• **Goal of the exercise**:
Can you write out the whole listing exactly?
◆ ◆ ◆ ◆ ◆ ◆ ◆
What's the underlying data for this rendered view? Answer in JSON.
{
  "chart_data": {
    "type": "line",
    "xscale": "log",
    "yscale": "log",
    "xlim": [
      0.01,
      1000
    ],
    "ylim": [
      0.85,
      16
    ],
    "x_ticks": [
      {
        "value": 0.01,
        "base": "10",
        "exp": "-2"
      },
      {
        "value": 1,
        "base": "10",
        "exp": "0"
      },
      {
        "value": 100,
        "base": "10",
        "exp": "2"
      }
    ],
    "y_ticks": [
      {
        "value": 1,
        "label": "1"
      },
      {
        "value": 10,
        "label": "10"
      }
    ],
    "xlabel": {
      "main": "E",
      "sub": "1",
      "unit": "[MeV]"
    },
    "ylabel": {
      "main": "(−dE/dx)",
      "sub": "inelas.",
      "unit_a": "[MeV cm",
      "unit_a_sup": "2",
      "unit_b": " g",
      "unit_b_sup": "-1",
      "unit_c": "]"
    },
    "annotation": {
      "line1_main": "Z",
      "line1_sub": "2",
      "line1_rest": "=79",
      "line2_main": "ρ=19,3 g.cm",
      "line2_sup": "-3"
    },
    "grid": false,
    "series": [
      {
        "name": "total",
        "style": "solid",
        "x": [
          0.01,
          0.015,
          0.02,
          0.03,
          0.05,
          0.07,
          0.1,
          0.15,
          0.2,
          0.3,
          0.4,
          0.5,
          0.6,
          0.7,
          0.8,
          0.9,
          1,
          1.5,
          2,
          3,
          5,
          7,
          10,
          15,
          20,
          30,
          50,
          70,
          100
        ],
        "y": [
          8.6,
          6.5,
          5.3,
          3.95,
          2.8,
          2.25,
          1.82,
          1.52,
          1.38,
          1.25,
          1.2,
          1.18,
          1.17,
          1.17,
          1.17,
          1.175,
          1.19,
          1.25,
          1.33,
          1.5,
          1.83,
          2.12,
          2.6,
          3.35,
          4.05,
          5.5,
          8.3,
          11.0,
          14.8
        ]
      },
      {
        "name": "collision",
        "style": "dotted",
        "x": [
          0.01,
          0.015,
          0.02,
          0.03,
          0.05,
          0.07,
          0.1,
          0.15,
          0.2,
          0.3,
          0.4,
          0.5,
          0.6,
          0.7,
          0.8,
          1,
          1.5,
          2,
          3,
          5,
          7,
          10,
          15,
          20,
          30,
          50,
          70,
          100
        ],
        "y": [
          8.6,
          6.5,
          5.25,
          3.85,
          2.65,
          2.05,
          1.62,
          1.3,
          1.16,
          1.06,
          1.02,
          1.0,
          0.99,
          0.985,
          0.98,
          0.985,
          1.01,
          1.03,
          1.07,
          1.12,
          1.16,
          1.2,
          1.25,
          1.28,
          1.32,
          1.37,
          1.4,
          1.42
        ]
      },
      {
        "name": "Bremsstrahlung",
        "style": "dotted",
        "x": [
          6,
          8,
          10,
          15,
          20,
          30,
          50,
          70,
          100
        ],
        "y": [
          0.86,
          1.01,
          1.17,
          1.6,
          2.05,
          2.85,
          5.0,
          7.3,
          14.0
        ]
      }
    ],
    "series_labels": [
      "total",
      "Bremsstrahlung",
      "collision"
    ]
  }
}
◆ ◆ ◆ ◆ ◆ ◆ ◆
• **Exercise solution**:
What's the underlying data for this rendered view? Answer in JSON.
{
  "chart_data": {
    "type": "line",
    "xscale": "log",
    "yscale": "log",
    "xlim": [
      0.01,
      1000
    ],
    "ylim": [
      0.85,
      16
    ],
    "x_ticks": [
      {
        "value": 0.01,
        "base": "10",
        "exp": "-2"
      },
      {
        "value": 1,
        "base": "10",
        "exp": "0"
      },
      {
        "value": 100,
        "base": "10",
        "exp": "2"
      }
    ],
    "y_ticks": [
      {
        "value": 1,
        "label": "1"
      },
      {
        "value": 10,
        "label": "10"
      }
    ],
    "xlabel": {
      "main": "E",
      "sub": "1",
      "unit": "[MeV]"
    },
    "ylabel": {
      "main": "(−dE/dx)",
      "sub": "inelas.",
      "unit_a": "[MeV cm",
      "unit_a_sup": "2",
      "unit_b": " g",
      "unit_b_sup": "-1",
      "unit_c": "]"
    },
    "annotation": {
      "line1_main": "Z",
      "line1_sub": "2",
      "line1_rest": "=79",
      "line2_main": "ρ=19,3 g.cm",
      "line2_sup": "-3"
    },
    "grid": false,
    "series": [
      {
        "name": "total",
        "style": "solid",
        "x": [
          0.01,
          0.015,
          0.02,
          0.03,
          0.05,
          0.07,
          0.1,
          0.15,
          0.2,
          0.3,
          0.4,
          0.5,
          0.6,
          0.7,
          0.8,
          0.9,
          1,
          1.5,
          2,
          3,
          5,
          7,
          10,
          15,
          20,
          30,
          50,
          70,
          100
        ],
        "y": [
          8.6,
          6.5,
          5.3,
          3.95,
          2.8,
          2.25,
          1.82,
          1.52,
          1.38,
          1.25,
          1.2,
          1.18,
          1.17,
          1.17,
          1.17,
          1.175,
          1.19,
          1.25,
          1.33,
          1.5,
          1.83,
          2.12,
          2.6,
          3.35,
          4.05,
          5.5,
          8.3,
          11.0,
          14.8
        ]
      },
      {
        "name": "collision",
        "style": "dotted",
        "x": [
          0.01,
          0.015,
          0.02,
          0.03,
          0.05,
          0.07,
          0.1,
          0.15,
          0.2,
          0.3,
          0.4,
          0.5,
          0.6,
          0.7,
          0.8,
          1,
          1.5,
          2,
          3,
          5,
          7,
          10,
          15,
          20,
          30,
          50,
          70,
          100
        ],
        "y": [
          8.6,
          6.5,
          5.25,
          3.85,
          2.65,
          2.05,
          1.62,
          1.3,
          1.16,
          1.06,
          1.02,
          1.0,
          0.99,
          0.985,
          0.98,
          0.985,
          1.01,
          1.03,
          1.07,
          1.12,
          1.16,
          1.2,
          1.25,
          1.28,
          1.32,
          1.37,
          1.4,
          1.42
        ]
      },
      {
        "name": "Bremsstrahlung",
        "style": "dotted",
        "x": [
          6,
          8,
          10,
          15,
          20,
          30,
          50,
          70,
          100
        ],
        "y": [
          0.86,
          1.01,
          1.17,
          1.6,
          2.05,
          2.85,
          5.0,
          7.3,
          14.0
        ]
      }
    ],
    "series_labels": [
      "total",
      "Bremsstrahlung",
      "collision"
    ]
  }
}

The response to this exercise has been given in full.